[Stored dataset items]
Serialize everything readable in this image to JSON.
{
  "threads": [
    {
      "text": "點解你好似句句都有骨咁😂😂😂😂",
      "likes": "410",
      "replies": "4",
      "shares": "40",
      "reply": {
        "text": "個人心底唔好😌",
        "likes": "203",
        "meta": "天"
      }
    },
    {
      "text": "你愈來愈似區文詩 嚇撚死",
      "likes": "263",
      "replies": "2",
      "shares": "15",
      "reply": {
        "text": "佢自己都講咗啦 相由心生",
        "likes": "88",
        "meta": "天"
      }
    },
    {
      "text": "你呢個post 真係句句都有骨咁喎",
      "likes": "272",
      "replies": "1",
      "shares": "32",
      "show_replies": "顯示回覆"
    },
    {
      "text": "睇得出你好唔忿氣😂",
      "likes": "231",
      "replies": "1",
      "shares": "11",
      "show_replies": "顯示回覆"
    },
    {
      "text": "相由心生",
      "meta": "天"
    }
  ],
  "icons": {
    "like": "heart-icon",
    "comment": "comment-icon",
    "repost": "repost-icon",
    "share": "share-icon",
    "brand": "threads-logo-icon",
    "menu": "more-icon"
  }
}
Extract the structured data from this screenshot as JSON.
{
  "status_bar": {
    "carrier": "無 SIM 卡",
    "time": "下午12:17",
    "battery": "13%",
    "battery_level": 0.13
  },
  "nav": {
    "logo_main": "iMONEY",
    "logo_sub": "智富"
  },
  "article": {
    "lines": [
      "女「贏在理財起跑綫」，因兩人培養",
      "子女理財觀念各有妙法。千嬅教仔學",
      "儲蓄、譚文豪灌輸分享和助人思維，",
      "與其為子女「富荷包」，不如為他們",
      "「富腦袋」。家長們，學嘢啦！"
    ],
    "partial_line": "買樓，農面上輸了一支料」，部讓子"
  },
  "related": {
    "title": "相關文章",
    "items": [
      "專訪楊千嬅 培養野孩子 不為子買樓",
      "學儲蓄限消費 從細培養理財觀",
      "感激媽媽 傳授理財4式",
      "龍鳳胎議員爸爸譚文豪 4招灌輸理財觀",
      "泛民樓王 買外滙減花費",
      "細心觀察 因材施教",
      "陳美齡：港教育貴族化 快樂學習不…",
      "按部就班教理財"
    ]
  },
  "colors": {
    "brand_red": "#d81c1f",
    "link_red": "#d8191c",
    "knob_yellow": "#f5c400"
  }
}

### WHAT THE TASK ASKS
Each record above must be given again exactly.

### WRITTEN RESPONSE
Serialize everything readable in this image to JSON.
{
  "threads": [
    {
      "text": "點解你好似句句都有骨咁😂😂😂😂",
      "likes": "410",
      "replies": "4",
      "shares": "40",
      "reply": {
        "text": "個人心底唔好😌",
        "likes": "203",
        "meta": "天"
      }
    },
    {
      "text": "你愈來愈似區文詩 嚇撚死",
      "likes": "263",
      "replies": "2",
      "shares": "15",
      "reply": {
        "text": "佢自己都講咗啦 相由心生",
        "likes": "88",
        "meta": "天"
      }
    },
    {
      "text": "你呢個post 真係句句都有骨咁喎",
      "likes": "272",
      "replies": "1",
      "shares": "32",
      "show_replies": "顯示回覆"
    },
    {
      "text": "睇得出你好唔忿氣😂",
      "likes": "231",
      "replies": "1",
      "shares": "11",
      "show_replies": "顯示回覆"
    },
    {
      "text": "相由心生",
      "meta": "天"
    }
  ],
  "icons": {
    "like": "heart-icon",
    "comment": "comment-icon",
    "repost": "repost-icon",
    "share": "share-icon",
    "brand": "threads-logo-icon",
    "menu": "more-icon"
  }
}
Extract the structured data from this screenshot as JSON.
{
  "status_bar": {
    "carrier": "無 SIM 卡",
    "time": "下午12:17",
    "battery": "13%",
    "battery_level": 0.13
  },
  "nav": {
    "logo_main": "iMONEY",
    "logo_sub": "智富"
  },
  "article": {
    "lines": [
      "女「贏在理財起跑綫」，因兩人培養",
      "子女理財觀念各有妙法。千嬅教仔學",
      "儲蓄、譚文豪灌輸分享和助人思維，",
      "與其為子女「富荷包」，不如為他們",
      "「富腦袋」。家長們，學嘢啦！"
    ],
    "partial_line": "買樓，農面上輸了一支料」，部讓子"
  },
  "related": {
    "title": "相關文章",
    "items": [
      "專訪楊千嬅 培養野孩子 不為子買樓",
      "學儲蓄限消費 從細培養理財觀",
      "感激媽媽 傳授理財4式",
      "龍鳳胎議員爸爸譚文豪 4招灌輸理財觀",
      "泛民樓王 買外滙減花費",
      "細心觀察 因材施教",
      "陳美齡：港教育貴族化 快樂學習不…",
      "按部就班教理財"
    ]
  },
  "colors": {
    "brand_red": "#d81c1f",
    "link_red": "#d8191c",
    "knob_yellow": "#f5c400"
  }
}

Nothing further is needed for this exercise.